begin Entries

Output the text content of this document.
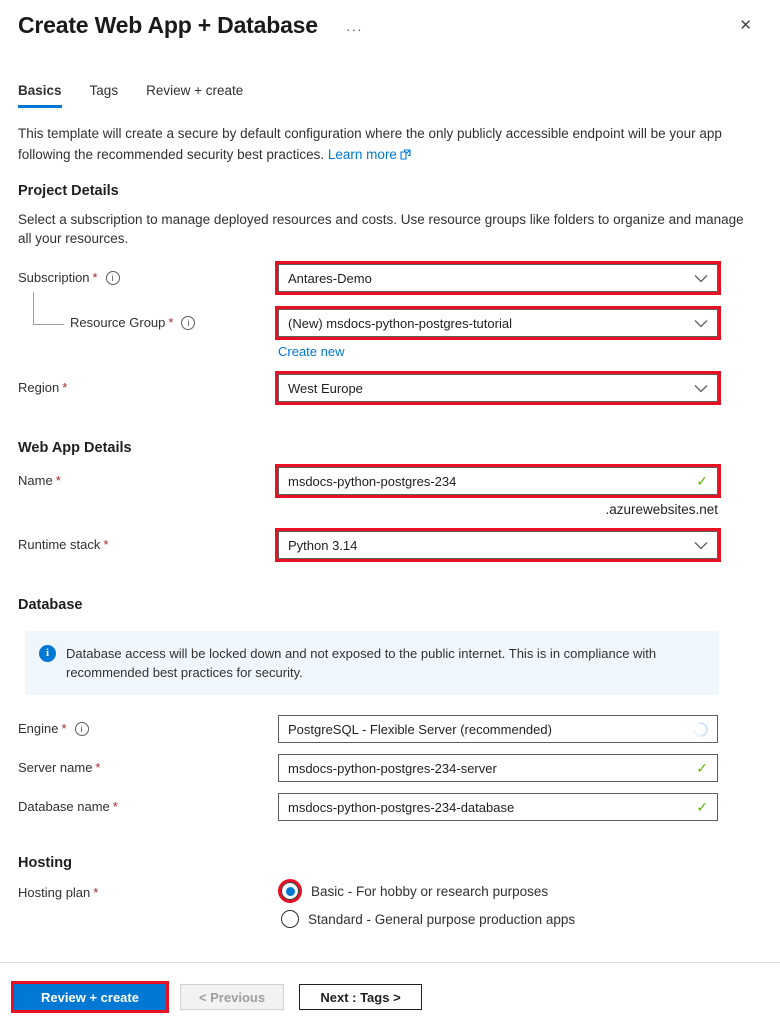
Create Web App + Database ···	✕
Basics Tags Review + create
This template will create a secure by default configuration where the only publicly accessible endpoint will be your app following the recommended security best practices. Learn more
Project Details
Select a subscription to manage deployed resources and costs. Use resource groups like folders to organize and manage all your resources.
Subscription * i	Antares-Demo
Resource Group * i	(New) msdocs-python-postgres-tutorial
Create new
Region *	West Europe
Web App Details
Name *	msdocs-python-postgres-234	✓
.azurewebsites.net
Runtime stack *	Python 3.14
Database
i	Database access will be locked down and not exposed to the public internet. This is in compliance with recommended best practices for security.
Engine * i	PostgreSQL - Flexible Server (recommended)
Server name *	msdocs-python-postgres-234-server	✓
Database name *	msdocs-python-postgres-234-database	✓
Hosting
Hosting plan *	Basic - For hobby or research purposes
Standard - General purpose production apps
Review + create	< Previous	Next : Tags >
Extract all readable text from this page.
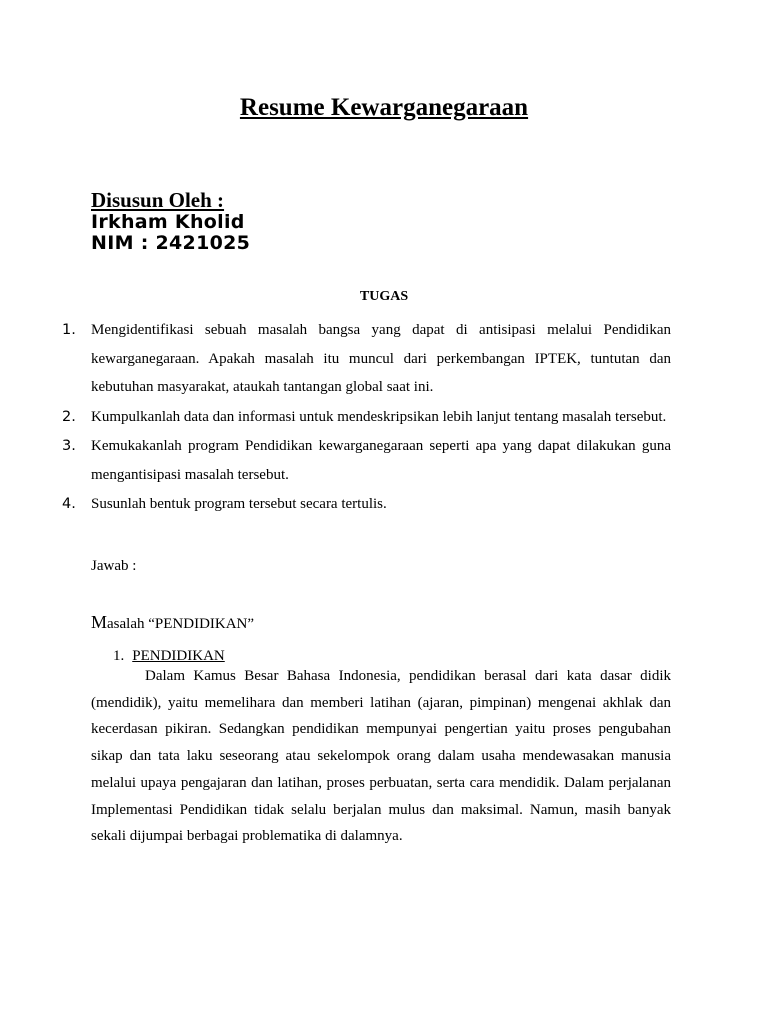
Resume Kewarganegaraan
Disusun Oleh :
Irkham Kholid
NIM : 2421025
TUGAS
1. Mengidentifikasi sebuah masalah bangsa yang dapat di antisipasi melalui Pendidikan kewarganegaraan. Apakah masalah itu muncul dari perkembangan IPTEK, tuntutan dan kebutuhan masyarakat, ataukah tantangan global saat ini.
2. Kumpulkanlah data dan informasi untuk mendeskripsikan lebih lanjut tentang masalah tersebut.
3. Kemukakanlah program Pendidikan kewarganegaraan seperti apa yang dapat dilakukan guna mengantisipasi masalah tersebut.
4. Susunlah bentuk program tersebut secara tertulis.
Jawab :
Masalah “PENDIDIKAN”
1. PENDIDIKAN

Dalam Kamus Besar Bahasa Indonesia, pendidikan berasal dari kata dasar didik (mendidik), yaitu memelihara dan memberi latihan (ajaran, pimpinan) mengenai akhlak dan kecerdasan pikiran. Sedangkan pendidikan mempunyai pengertian yaitu proses pengubahan sikap dan tata laku seseorang atau sekelompok orang dalam usaha mendewasakan manusia melalui upaya pengajaran dan latihan, proses perbuatan, serta cara mendidik. Dalam perjalanan Implementasi Pendidikan tidak selalu berjalan mulus dan maksimal. Namun, masih banyak sekali dijumpai berbagai problematika di dalamnya.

end Entries

Stated problem. Skip the pictures and transcribe the rest of the records exactly.

Completed task.
Output the text content of this document.
Create Web App + Database ···	✕
Basics Tags Review + create
This template will create a secure by default configuration where the only publicly accessible endpoint will be your app following the recommended security best practices. Learn more
Project Details
Select a subscription to manage deployed resources and costs. Use resource groups like folders to organize and manage all your resources.
Subscription * i	Antares-Demo
Resource Group * i	(New) msdocs-python-postgres-tutorial
Create new
Region *	West Europe
Web App Details
Name *	msdocs-python-postgres-234	✓
.azurewebsites.net
Runtime stack *	Python 3.14
Database
i	Database access will be locked down and not exposed to the public internet. This is in compliance with recommended best practices for security.
Engine * i	PostgreSQL - Flexible Server (recommended)
Server name *	msdocs-python-postgres-234-server	✓
Database name *	msdocs-python-postgres-234-database	✓
Hosting
Hosting plan *	Basic - For hobby or research purposes
Standard - General purpose production apps
Review + create	< Previous	Next : Tags >
Extract all readable text from this page.
Resume Kewarganegaraan
Disusun Oleh :
Irkham Kholid
NIM : 2421025
TUGAS
1. Mengidentifikasi sebuah masalah bangsa yang dapat di antisipasi melalui Pendidikan kewarganegaraan. Apakah masalah itu muncul dari perkembangan IPTEK, tuntutan dan kebutuhan masyarakat, ataukah tantangan global saat ini.
2. Kumpulkanlah data dan informasi untuk mendeskripsikan lebih lanjut tentang masalah tersebut.
3. Kemukakanlah program Pendidikan kewarganegaraan seperti apa yang dapat dilakukan guna mengantisipasi masalah tersebut.
4. Susunlah bentuk program tersebut secara tertulis.
Jawab :
Masalah “PENDIDIKAN”
1. PENDIDIKAN

Dalam Kamus Besar Bahasa Indonesia, pendidikan berasal dari kata dasar didik (mendidik), yaitu memelihara dan memberi latihan (ajaran, pimpinan) mengenai akhlak dan kecerdasan pikiran. Sedangkan pendidikan mempunyai pengertian yaitu proses pengubahan sikap dan tata laku seseorang atau sekelompok orang dalam usaha mendewasakan manusia melalui upaya pengajaran dan latihan, proses perbuatan, serta cara mendidik. Dalam perjalanan Implementasi Pendidikan tidak selalu berjalan mulus dan maksimal. Namun, masih banyak sekali dijumpai berbagai problematika di dalamnya.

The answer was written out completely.